Go through the records and give each one again exactly.

(Stored items)
------

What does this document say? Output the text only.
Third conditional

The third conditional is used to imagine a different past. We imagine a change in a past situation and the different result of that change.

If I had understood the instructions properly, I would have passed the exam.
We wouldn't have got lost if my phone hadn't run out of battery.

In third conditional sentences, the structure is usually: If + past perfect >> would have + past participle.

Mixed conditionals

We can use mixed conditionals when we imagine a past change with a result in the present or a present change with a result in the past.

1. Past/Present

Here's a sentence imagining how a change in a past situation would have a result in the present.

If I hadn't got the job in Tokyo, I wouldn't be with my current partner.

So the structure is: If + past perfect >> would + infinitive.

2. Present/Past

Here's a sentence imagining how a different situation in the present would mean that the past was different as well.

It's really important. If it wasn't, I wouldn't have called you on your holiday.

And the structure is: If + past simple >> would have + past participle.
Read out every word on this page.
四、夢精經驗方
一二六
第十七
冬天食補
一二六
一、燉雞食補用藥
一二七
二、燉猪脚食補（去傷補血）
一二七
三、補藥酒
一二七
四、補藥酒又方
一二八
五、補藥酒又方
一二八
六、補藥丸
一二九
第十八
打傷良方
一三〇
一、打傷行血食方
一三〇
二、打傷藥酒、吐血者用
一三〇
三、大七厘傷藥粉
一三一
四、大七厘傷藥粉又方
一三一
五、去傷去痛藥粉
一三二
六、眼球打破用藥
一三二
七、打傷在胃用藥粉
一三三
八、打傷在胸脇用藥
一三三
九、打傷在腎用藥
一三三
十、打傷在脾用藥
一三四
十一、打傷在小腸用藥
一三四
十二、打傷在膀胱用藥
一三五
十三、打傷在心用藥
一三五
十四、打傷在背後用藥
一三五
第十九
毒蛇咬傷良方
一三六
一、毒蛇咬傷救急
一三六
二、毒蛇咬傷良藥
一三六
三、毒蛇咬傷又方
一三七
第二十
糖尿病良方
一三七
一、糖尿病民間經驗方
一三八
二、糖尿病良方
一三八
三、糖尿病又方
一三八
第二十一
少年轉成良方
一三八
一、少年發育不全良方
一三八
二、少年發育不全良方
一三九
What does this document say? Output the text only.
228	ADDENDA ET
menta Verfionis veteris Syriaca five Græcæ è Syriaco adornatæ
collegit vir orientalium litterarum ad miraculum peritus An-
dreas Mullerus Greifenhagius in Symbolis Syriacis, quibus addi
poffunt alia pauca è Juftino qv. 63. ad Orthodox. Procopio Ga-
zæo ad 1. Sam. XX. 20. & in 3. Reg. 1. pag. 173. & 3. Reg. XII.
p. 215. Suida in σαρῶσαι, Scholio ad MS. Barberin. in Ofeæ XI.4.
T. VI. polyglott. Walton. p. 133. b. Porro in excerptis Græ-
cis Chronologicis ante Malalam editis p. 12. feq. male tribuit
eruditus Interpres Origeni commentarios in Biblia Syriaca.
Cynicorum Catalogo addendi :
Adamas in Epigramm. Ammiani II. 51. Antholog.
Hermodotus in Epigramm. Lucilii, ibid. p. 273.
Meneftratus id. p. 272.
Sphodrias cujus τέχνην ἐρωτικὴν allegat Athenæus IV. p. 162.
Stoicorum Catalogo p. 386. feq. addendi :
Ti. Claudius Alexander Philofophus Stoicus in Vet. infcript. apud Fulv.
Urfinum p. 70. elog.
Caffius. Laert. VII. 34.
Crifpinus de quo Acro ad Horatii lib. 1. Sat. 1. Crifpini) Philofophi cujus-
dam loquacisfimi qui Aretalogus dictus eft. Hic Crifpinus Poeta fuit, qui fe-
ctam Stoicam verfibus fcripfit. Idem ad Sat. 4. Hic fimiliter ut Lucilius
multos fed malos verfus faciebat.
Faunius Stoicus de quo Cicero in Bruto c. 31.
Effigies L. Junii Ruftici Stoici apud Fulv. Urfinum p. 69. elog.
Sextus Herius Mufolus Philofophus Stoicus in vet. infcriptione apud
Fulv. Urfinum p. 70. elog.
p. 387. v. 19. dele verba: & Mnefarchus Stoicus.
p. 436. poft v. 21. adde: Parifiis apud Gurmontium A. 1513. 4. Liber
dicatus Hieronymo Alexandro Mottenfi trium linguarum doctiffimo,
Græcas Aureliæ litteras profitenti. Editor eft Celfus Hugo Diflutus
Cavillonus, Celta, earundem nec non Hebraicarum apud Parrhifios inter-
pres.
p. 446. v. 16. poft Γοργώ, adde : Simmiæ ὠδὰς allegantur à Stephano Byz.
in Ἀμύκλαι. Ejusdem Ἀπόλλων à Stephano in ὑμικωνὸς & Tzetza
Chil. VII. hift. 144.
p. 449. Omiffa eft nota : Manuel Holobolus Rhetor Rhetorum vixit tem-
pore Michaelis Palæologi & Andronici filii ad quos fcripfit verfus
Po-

------

Written answer —
What does this document say? Output the text only.
Third conditional

The third conditional is used to imagine a different past. We imagine a change in a past situation and the different result of that change.

If I had understood the instructions properly, I would have passed the exam.
We wouldn't have got lost if my phone hadn't run out of battery.

In third conditional sentences, the structure is usually: If + past perfect >> would have + past participle.

Mixed conditionals

We can use mixed conditionals when we imagine a past change with a result in the present or a present change with a result in the past.

1. Past/Present

Here's a sentence imagining how a change in a past situation would have a result in the present.

If I hadn't got the job in Tokyo, I wouldn't be with my current partner.

So the structure is: If + past perfect >> would + infinitive.

2. Present/Past

Here's a sentence imagining how a different situation in the present would mean that the past was different as well.

It's really important. If it wasn't, I wouldn't have called you on your holiday.

And the structure is: If + past simple >> would have + past participle.
Read out every word on this page.
四、夢精經驗方
一二六
第十七
冬天食補
一二六
一、燉雞食補用藥
一二七
二、燉猪脚食補（去傷補血）
一二七
三、補藥酒
一二七
四、補藥酒又方
一二八
五、補藥酒又方
一二八
六、補藥丸
一二九
第十八
打傷良方
一三〇
一、打傷行血食方
一三〇
二、打傷藥酒、吐血者用
一三〇
三、大七厘傷藥粉
一三一
四、大七厘傷藥粉又方
一三一
五、去傷去痛藥粉
一三二
六、眼球打破用藥
一三二
七、打傷在胃用藥粉
一三三
八、打傷在胸脇用藥
一三三
九、打傷在腎用藥
一三三
十、打傷在脾用藥
一三四
十一、打傷在小腸用藥
一三四
十二、打傷在膀胱用藥
一三五
十三、打傷在心用藥
一三五
十四、打傷在背後用藥
一三五
第十九
毒蛇咬傷良方
一三六
一、毒蛇咬傷救急
一三六
二、毒蛇咬傷良藥
一三六
三、毒蛇咬傷又方
一三七
第二十
糖尿病良方
一三七
一、糖尿病民間經驗方
一三八
二、糖尿病良方
一三八
三、糖尿病又方
一三八
第二十一
少年轉成良方
一三八
一、少年發育不全良方
一三八
二、少年發育不全良方
一三九
What does this document say? Output the text only.
228	ADDENDA ET
menta Verfionis veteris Syriaca five Græcæ è Syriaco adornatæ
collegit vir orientalium litterarum ad miraculum peritus An-
dreas Mullerus Greifenhagius in Symbolis Syriacis, quibus addi
poffunt alia pauca è Juftino qv. 63. ad Orthodox. Procopio Ga-
zæo ad 1. Sam. XX. 20. & in 3. Reg. 1. pag. 173. & 3. Reg. XII.
p. 215. Suida in σαρῶσαι, Scholio ad MS. Barberin. in Ofeæ XI.4.
T. VI. polyglott. Walton. p. 133. b. Porro in excerptis Græ-
cis Chronologicis ante Malalam editis p. 12. feq. male tribuit
eruditus Interpres Origeni commentarios in Biblia Syriaca.
Cynicorum Catalogo addendi :
Adamas in Epigramm. Ammiani II. 51. Antholog.
Hermodotus in Epigramm. Lucilii, ibid. p. 273.
Meneftratus id. p. 272.
Sphodrias cujus τέχνην ἐρωτικὴν allegat Athenæus IV. p. 162.
Stoicorum Catalogo p. 386. feq. addendi :
Ti. Claudius Alexander Philofophus Stoicus in Vet. infcript. apud Fulv.
Urfinum p. 70. elog.
Caffius. Laert. VII. 34.
Crifpinus de quo Acro ad Horatii lib. 1. Sat. 1. Crifpini) Philofophi cujus-
dam loquacisfimi qui Aretalogus dictus eft. Hic Crifpinus Poeta fuit, qui fe-
ctam Stoicam verfibus fcripfit. Idem ad Sat. 4. Hic fimiliter ut Lucilius
multos fed malos verfus faciebat.
Faunius Stoicus de quo Cicero in Bruto c. 31.
Effigies L. Junii Ruftici Stoici apud Fulv. Urfinum p. 69. elog.
Sextus Herius Mufolus Philofophus Stoicus in vet. infcriptione apud
Fulv. Urfinum p. 70. elog.
p. 387. v. 19. dele verba: & Mnefarchus Stoicus.
p. 436. poft v. 21. adde: Parifiis apud Gurmontium A. 1513. 4. Liber
dicatus Hieronymo Alexandro Mottenfi trium linguarum doctiffimo,
Græcas Aureliæ litteras profitenti. Editor eft Celfus Hugo Diflutus
Cavillonus, Celta, earundem nec non Hebraicarum apud Parrhifios inter-
pres.
p. 446. v. 16. poft Γοργώ, adde : Simmiæ ὠδὰς allegantur à Stephano Byz.
in Ἀμύκλαι. Ejusdem Ἀπόλλων à Stephano in ὑμικωνὸς & Tzetza
Chil. VII. hift. 144.
p. 449. Omiffa eft nota : Manuel Holobolus Rhetor Rhetorum vixit tem-
pore Michaelis Palæologi & Andronici filii ad quos fcripfit verfus
Po-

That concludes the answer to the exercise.